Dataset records
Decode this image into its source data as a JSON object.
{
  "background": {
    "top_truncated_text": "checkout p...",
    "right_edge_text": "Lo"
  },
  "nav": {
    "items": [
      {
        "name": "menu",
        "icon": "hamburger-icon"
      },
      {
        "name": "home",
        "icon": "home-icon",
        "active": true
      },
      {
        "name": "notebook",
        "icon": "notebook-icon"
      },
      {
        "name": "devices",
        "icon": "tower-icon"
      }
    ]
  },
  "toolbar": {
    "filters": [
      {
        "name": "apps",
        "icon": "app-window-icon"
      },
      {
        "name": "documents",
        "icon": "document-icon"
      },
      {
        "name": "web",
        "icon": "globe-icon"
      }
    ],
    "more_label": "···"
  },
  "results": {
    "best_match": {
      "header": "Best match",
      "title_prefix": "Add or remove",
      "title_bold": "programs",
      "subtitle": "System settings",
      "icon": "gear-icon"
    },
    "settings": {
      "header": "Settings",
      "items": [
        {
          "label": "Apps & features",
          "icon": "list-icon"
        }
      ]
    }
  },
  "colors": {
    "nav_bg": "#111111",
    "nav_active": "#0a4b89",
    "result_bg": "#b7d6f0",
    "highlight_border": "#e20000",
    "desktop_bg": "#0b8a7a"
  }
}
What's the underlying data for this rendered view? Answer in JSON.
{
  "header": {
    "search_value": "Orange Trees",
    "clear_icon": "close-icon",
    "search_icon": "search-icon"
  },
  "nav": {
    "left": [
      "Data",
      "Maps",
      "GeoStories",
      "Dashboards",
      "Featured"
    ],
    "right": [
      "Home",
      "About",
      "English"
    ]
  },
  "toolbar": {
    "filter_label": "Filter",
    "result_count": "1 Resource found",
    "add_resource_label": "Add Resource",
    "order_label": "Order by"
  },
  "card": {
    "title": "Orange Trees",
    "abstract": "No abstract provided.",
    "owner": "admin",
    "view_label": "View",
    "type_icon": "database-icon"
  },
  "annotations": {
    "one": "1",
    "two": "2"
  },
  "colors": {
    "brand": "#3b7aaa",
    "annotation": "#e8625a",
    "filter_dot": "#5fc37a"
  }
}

*Exercise description*.
Filter the data, keeping only the lines that contain "name".

*Written answer*.
        "name": "menu",
        "name": "home",
        "name": "notebook",
        "name": "devices",
        "name": "apps",
        "name": "documents",
        "name": "web",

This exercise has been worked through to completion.